In the records below, find each line with the word "Address" and copy it.

### [Recorded data]
^^^^^^^^

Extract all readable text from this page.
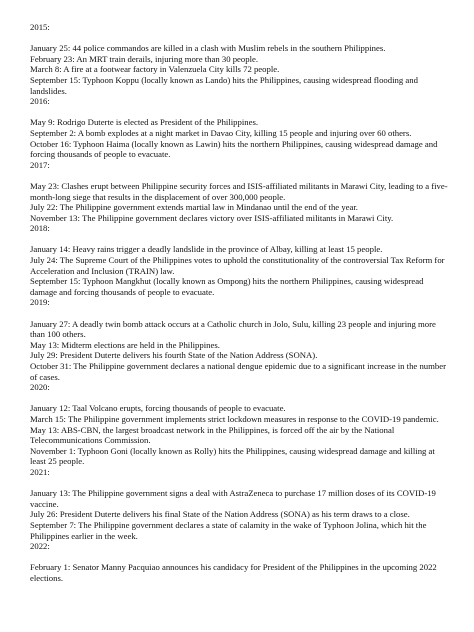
2015:
January 25: 44 police commandos are killed in a clash with Muslim rebels in the southern Philippines.
February 23: An MRT train derails, injuring more than 30 people.
March 8: A fire at a footwear factory in Valenzuela City kills 72 people.
September 15: Typhoon Koppu (locally known as Lando) hits the Philippines, causing widespread flooding and landslides.
2016:
May 9: Rodrigo Duterte is elected as President of the Philippines.
September 2: A bomb explodes at a night market in Davao City, killing 15 people and injuring over 60 others.
October 16: Typhoon Haima (locally known as Lawin) hits the northern Philippines, causing widespread damage and forcing thousands of people to evacuate.
2017:
May 23: Clashes erupt between Philippine security forces and ISIS-affiliated militants in Marawi City, leading to a five-month-long siege that results in the displacement of over 300,000 people.
July 22: The Philippine government extends martial law in Mindanao until the end of the year.
November 13: The Philippine government declares victory over ISIS-affiliated militants in Marawi City.
2018:
January 14: Heavy rains trigger a deadly landslide in the province of Albay, killing at least 15 people.
July 24: The Supreme Court of the Philippines votes to uphold the constitutionality of the controversial Tax Reform for Acceleration and Inclusion (TRAIN) law.
September 15: Typhoon Mangkhut (locally known as Ompong) hits the northern Philippines, causing widespread damage and forcing thousands of people to evacuate.
2019:
January 27: A deadly twin bomb attack occurs at a Catholic church in Jolo, Sulu, killing 23 people and injuring more than 100 others.
May 13: Midterm elections are held in the Philippines.
July 29: President Duterte delivers his fourth State of the Nation Address (SONA).
October 31: The Philippine government declares a national dengue epidemic due to a significant increase in the number of cases.
2020:
January 12: Taal Volcano erupts, forcing thousands of people to evacuate.
March 15: The Philippine government implements strict lockdown measures in response to the COVID-19 pandemic.
May 13: ABS-CBN, the largest broadcast network in the Philippines, is forced off the air by the National Telecommunications Commission.
November 1: Typhoon Goni (locally known as Rolly) hits the Philippines, causing widespread damage and killing at least 25 people.
2021:
January 13: The Philippine government signs a deal with AstraZeneca to purchase 17 million doses of its COVID-19 vaccine.
July 26: President Duterte delivers his final State of the Nation Address (SONA) as his term draws to a close.
September 7: The Philippine government declares a state of calamity in the wake of Typhoon Jolina, which hit the Philippines earlier in the week.
2022:
February 1: Senator Manny Pacquiao announces his candidacy for President of the Philippines in the upcoming 2022 elections.
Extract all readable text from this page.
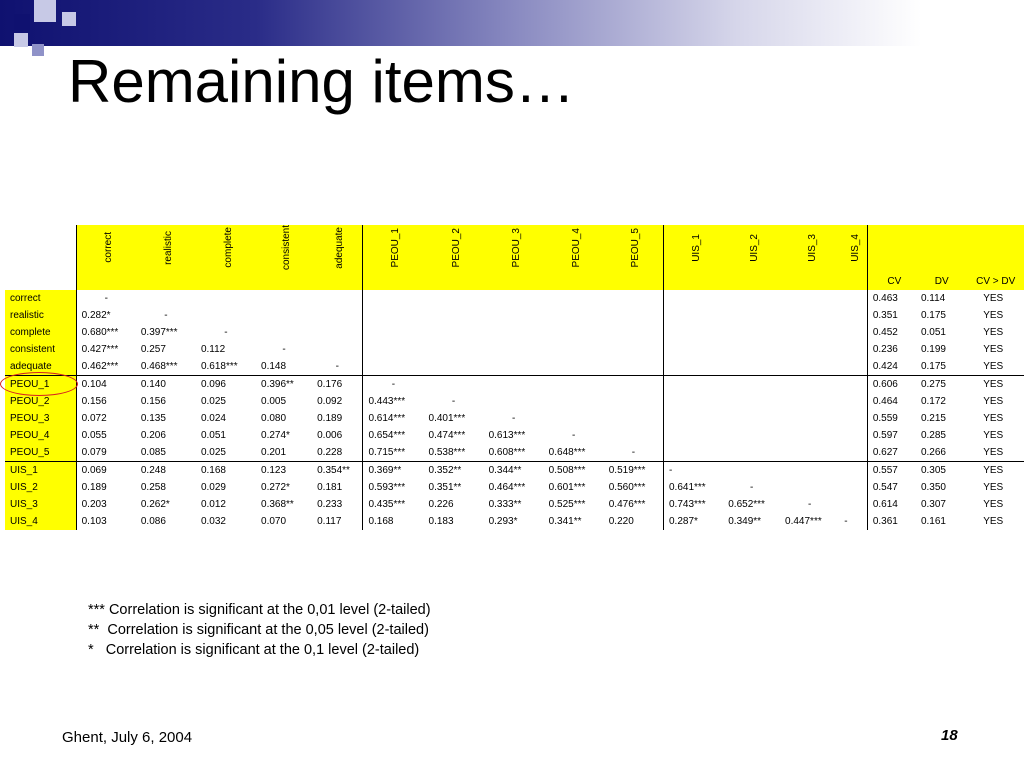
Remaining items…
	correct	realistic	complete	consistent	adequate	PEOU_1	PEOU_2	PEOU_3	PEOU_4	PEOU_5	UIS_1	UIS_2	UIS_3	UIS_4			
															CV	DV	CV > DV
correct	-														0.463	0.114	YES
realistic	0.282*	-													0.351	0.175	YES
complete	0.680***	0.397***	-												0.452	0.051	YES
consistent	0.427***	0.257	0.112	-											0.236	0.199	YES
adequate	0.462***	0.468***	0.618***	0.148	-										0.424	0.175	YES
PEOU_1	0.104	0.140	0.096	0.396**	0.176	-									0.606	0.275	YES
PEOU_2	0.156	0.156	0.025	0.005	0.092	0.443***	-								0.464	0.172	YES
PEOU_3	0.072	0.135	0.024	0.080	0.189	0.614***	0.401***	-							0.559	0.215	YES
PEOU_4	0.055	0.206	0.051	0.274*	0.006	0.654***	0.474***	0.613***	-						0.597	0.285	YES
PEOU_5	0.079	0.085	0.025	0.201	0.228	0.715***	0.538***	0.608***	0.648***	-					0.627	0.266	YES
UIS_1	0.069	0.248	0.168	0.123	0.354**	0.369**	0.352**	0.344**	0.508***	0.519***	-				0.557	0.305	YES
UIS_2	0.189	0.258	0.029	0.272*	0.181	0.593***	0.351**	0.464***	0.601***	0.560***	0.641***	-			0.547	0.350	YES
UIS_3	0.203	0.262*	0.012	0.368**	0.233	0.435***	0.226	0.333**	0.525***	0.476***	0.743***	0.652***	-		0.614	0.307	YES
UIS_4	0.103	0.086	0.032	0.070	0.117	0.168	0.183	0.293*	0.341**	0.220	0.287*	0.349**	0.447***	-	0.361	0.161	YES
*** Correlation is significant at the 0,01 level (2-tailed)
**  Correlation is significant at the 0,05 level (2-tailed)
*   Correlation is significant at the 0,1 level (2-tailed)
Ghent, July 6, 2004	18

^^^^^^^^

### [Output of the exercise]
July 29: President Duterte delivers his fourth State of the Nation Address (SONA).
July 26: President Duterte delivers his final State of the Nation Address (SONA) as his term draws to a close.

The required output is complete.